DOCUMENT TEXT »
▼

Reputation: 7
I need to create multiple boxplots on the same graph. The sports are 3. I need to obtain 3 boxplots on the same graph of each sport, with a specific variable on the y-axis. I need to be able to change the variable. The variable for each student is registered various times and is given by the mean of the 3 largest numbers. I have 30 students identified with an ID (that goes from 1 to 30). Each student does only one sport. This is what I wrote but clearly it doesn't work. Can someone help? I hope my explanation made sense.
def boxplot(sport, variable):
list=[]
for l in range(1,31):
g = df[(df.ID == l) & (df.sport == sport)][variable].nlargest(n=3).mean()
list.append(g)
my_dict = {f'Boxplot for {variable} in {sport}': list}
fig, ax = plt.subplots()
ax.boxplot(my_dict.values())
ax.set_xticklabels(my_dict.keys())
plt.show()
Upvotes: 0
Views: 480
Reputation: 20302
Here's one way to do it.
import plotly.express as px
df = px.data.tips()
fig = px.box(df, x="day", y="total_bill", color="smoker")
fig.update_traces(quartilemethod="exclusive") # or "inclusive", or "linear" by default
fig.show()
If you data is not melted or stacked, you can change the layout like this.
https://pandas.pydata.org/docs/reference/api/pandas.melt.html
Finally, for Matplotlib, you can do it like this.
import matplotlib.pyplot as plt
import numpy as np
import pandas as pd
# Results of the long jump finals at two Olympic Games
data = pd.DataFrame({
'London 2012 (Men)': [8.31, 8.16, 8.12, 8.11, 8.10, 8.07, 8.01, 7.93],
'Rio 2016 (Men)': [8.38, 8.37, 8.29, 8.25, 8.17, 8.10, 8.06, 8.05],
'London 2012 (Women)': [7.12, 7.07, 6.89, 6.88, 6.77, 6.76, 6.72, 6.67],
'Rio 2016 (Women)': [7.17, 7.15, 7.08, 6.95, 6.81, 6.79, 6.74, 6.69]
})

▲

INFORMATION GIVEN »
▼

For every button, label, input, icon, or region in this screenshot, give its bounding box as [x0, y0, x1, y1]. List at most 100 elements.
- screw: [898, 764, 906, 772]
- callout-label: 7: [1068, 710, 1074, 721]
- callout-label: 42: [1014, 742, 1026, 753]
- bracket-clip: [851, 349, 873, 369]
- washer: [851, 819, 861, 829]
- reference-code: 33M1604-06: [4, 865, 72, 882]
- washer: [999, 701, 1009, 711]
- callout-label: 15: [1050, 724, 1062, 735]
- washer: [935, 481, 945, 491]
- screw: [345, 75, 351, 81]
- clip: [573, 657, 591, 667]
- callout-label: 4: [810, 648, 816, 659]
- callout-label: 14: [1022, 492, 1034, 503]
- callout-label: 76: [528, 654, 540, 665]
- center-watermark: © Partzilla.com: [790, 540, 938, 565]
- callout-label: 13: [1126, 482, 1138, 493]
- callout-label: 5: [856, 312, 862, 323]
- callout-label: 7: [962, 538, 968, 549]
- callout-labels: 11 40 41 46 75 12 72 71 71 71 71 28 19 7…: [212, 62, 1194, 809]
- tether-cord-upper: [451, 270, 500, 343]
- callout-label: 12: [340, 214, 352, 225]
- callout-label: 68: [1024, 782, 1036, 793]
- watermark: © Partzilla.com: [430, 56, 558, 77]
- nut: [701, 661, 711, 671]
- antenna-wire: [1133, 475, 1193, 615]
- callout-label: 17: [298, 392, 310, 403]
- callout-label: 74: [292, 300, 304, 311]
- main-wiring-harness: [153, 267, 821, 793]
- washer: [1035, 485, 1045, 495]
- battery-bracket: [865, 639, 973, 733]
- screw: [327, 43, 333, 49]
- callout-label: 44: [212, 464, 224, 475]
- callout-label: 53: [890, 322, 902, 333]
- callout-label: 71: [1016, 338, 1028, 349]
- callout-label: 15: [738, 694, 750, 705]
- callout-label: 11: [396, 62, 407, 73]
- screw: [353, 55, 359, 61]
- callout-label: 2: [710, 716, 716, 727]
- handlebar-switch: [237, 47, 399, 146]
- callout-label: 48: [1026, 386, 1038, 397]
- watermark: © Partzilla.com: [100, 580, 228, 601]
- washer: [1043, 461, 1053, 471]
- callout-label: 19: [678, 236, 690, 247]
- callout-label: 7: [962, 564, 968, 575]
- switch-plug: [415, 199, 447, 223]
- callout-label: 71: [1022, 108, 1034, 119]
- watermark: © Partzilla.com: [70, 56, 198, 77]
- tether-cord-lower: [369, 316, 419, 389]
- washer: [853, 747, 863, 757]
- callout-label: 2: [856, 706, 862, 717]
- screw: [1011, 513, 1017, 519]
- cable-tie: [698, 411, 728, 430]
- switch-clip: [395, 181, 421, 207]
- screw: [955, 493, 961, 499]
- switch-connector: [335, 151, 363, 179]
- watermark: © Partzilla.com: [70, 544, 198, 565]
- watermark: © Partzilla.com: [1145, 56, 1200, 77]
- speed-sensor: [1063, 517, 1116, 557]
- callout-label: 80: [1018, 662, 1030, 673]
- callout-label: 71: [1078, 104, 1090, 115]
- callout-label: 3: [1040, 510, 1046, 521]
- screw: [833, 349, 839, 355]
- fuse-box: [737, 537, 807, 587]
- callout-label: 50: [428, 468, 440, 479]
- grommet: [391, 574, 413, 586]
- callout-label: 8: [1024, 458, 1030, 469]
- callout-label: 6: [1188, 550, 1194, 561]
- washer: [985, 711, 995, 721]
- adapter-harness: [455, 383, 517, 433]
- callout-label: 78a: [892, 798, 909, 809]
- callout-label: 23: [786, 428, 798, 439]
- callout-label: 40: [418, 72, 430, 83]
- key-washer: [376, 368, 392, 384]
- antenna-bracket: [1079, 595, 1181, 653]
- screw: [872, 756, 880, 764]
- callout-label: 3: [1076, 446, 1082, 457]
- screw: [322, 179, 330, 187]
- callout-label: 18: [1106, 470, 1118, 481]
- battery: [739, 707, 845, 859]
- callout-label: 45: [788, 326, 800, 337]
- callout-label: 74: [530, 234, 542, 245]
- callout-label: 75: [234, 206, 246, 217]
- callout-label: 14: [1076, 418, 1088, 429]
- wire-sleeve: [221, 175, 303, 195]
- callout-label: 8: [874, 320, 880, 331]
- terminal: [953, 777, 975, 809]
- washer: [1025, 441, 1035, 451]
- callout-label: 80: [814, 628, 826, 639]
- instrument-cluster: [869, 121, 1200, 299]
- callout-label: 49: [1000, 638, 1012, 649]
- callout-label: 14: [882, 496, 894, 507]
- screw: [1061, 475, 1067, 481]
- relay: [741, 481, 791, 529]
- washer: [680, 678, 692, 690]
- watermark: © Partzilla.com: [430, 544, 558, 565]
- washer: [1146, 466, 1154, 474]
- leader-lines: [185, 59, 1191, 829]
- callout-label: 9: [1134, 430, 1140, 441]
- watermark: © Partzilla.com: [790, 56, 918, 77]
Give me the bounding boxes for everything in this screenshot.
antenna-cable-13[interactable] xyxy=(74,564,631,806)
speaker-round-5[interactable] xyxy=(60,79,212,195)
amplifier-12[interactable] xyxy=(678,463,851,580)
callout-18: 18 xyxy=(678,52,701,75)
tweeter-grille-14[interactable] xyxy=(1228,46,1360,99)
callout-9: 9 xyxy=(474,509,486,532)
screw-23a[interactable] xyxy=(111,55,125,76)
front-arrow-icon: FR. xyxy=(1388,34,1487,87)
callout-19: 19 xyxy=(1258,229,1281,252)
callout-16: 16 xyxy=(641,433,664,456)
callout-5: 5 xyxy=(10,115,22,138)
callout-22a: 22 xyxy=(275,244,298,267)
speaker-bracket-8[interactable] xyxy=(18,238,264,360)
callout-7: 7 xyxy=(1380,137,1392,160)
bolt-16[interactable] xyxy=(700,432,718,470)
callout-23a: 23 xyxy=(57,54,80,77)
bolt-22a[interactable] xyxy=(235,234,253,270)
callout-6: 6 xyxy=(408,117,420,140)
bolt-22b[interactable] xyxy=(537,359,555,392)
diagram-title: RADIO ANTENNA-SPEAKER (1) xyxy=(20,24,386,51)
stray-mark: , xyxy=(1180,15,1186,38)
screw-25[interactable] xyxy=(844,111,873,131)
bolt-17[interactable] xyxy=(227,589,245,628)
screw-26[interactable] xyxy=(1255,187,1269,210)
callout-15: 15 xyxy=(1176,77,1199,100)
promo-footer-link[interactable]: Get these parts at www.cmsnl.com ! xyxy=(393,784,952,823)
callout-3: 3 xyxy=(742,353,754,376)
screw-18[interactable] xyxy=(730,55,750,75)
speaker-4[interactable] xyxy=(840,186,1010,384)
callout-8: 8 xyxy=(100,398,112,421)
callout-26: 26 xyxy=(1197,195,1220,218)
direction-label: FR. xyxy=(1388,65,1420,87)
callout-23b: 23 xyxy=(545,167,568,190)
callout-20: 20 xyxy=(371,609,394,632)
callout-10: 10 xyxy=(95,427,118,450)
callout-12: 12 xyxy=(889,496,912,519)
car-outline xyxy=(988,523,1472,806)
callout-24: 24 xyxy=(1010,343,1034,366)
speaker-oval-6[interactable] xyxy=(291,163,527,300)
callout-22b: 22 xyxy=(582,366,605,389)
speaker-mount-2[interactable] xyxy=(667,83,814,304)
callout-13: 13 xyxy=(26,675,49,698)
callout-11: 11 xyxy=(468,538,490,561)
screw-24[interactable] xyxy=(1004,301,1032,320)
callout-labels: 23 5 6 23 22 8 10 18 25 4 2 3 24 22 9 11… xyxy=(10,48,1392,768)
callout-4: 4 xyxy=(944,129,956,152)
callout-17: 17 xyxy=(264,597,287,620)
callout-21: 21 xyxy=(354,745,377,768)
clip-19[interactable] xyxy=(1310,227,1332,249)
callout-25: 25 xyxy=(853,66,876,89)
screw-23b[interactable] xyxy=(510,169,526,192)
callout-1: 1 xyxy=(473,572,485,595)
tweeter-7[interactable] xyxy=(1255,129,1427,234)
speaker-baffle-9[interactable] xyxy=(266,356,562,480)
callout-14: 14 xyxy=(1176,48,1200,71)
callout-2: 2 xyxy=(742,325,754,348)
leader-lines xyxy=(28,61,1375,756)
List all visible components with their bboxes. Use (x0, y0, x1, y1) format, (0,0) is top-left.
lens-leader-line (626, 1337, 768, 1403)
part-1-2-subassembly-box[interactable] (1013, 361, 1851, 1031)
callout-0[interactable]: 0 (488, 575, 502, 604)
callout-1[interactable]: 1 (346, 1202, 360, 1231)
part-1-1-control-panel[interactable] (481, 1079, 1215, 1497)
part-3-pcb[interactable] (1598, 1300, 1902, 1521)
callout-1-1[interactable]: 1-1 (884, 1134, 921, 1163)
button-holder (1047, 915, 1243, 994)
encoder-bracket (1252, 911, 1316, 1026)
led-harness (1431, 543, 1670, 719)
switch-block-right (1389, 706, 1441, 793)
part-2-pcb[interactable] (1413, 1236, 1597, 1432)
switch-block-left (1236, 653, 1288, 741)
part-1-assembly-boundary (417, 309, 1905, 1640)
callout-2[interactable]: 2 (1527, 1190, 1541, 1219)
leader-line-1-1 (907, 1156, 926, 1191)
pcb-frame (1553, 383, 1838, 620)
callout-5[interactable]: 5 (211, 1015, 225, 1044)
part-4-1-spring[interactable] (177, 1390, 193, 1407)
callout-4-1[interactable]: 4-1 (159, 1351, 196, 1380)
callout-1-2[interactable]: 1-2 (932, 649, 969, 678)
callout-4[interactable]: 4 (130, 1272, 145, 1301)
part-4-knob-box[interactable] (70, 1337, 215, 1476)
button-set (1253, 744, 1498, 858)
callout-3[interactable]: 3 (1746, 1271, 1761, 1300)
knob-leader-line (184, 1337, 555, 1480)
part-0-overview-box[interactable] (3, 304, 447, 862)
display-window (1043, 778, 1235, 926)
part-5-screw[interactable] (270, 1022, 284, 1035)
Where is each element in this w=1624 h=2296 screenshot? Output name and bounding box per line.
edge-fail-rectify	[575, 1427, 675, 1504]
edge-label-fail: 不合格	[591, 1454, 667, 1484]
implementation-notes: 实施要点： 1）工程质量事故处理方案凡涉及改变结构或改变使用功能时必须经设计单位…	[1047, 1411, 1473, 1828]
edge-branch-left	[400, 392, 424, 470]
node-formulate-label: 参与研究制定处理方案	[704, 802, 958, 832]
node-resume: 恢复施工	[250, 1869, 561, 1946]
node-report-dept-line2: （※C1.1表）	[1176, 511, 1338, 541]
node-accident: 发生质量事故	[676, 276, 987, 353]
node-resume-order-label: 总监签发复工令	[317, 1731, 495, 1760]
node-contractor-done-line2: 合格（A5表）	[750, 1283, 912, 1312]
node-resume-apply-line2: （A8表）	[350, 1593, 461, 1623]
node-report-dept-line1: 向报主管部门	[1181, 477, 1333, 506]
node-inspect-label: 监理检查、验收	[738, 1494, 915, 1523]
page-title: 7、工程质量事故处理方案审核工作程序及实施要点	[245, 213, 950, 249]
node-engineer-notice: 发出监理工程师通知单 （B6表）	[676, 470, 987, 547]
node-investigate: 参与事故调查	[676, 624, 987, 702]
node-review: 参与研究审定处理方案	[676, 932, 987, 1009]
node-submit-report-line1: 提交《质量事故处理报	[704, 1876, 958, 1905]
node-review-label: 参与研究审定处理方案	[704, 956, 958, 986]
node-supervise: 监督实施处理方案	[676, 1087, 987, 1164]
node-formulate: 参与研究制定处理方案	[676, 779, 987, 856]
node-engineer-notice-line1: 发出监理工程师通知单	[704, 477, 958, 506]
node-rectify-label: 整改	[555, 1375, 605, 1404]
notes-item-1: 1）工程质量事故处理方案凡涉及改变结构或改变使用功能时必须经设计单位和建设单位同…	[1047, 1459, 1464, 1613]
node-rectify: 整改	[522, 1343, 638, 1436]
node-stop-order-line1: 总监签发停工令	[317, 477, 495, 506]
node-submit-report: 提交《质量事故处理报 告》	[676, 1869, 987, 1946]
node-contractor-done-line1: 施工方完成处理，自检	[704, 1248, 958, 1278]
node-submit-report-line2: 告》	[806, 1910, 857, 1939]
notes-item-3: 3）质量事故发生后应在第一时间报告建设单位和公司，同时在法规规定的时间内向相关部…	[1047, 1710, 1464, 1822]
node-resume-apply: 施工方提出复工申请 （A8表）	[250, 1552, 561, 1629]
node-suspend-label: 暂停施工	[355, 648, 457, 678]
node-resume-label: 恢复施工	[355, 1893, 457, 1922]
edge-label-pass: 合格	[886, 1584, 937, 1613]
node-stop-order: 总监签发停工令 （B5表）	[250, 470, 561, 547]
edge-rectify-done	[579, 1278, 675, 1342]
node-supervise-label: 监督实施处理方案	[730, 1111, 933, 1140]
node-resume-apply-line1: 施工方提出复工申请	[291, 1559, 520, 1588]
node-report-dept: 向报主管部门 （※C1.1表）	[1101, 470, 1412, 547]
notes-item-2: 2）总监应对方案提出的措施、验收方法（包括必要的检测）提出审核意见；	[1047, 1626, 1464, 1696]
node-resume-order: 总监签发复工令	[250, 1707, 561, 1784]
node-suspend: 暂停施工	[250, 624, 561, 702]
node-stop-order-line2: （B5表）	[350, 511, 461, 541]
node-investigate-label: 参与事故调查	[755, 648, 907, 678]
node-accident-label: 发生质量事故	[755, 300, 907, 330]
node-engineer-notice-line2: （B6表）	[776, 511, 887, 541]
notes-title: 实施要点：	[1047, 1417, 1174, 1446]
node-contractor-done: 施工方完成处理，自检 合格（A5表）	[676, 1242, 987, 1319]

▲

TASK REQUIREMENTS » Edit the boxplot thread between "list.append(g)" and "df = px.data.tips()", inclusive, so that "my_dict" becomes "box_data" throughout that span.

OUTPUT FOR THIS TASK »
list.append(g)
box_data = {f'Boxplot for {variable} in {sport}': list}
fig, ax = plt.subplots()
ax.boxplot(box_data.values())
ax.set_xticklabels(box_data.keys())
plt.show()
Upvotes: 0
Views: 480
Reputation: 20302
Here's one way to do it.
import plotly.express as px
df = px.data.tips()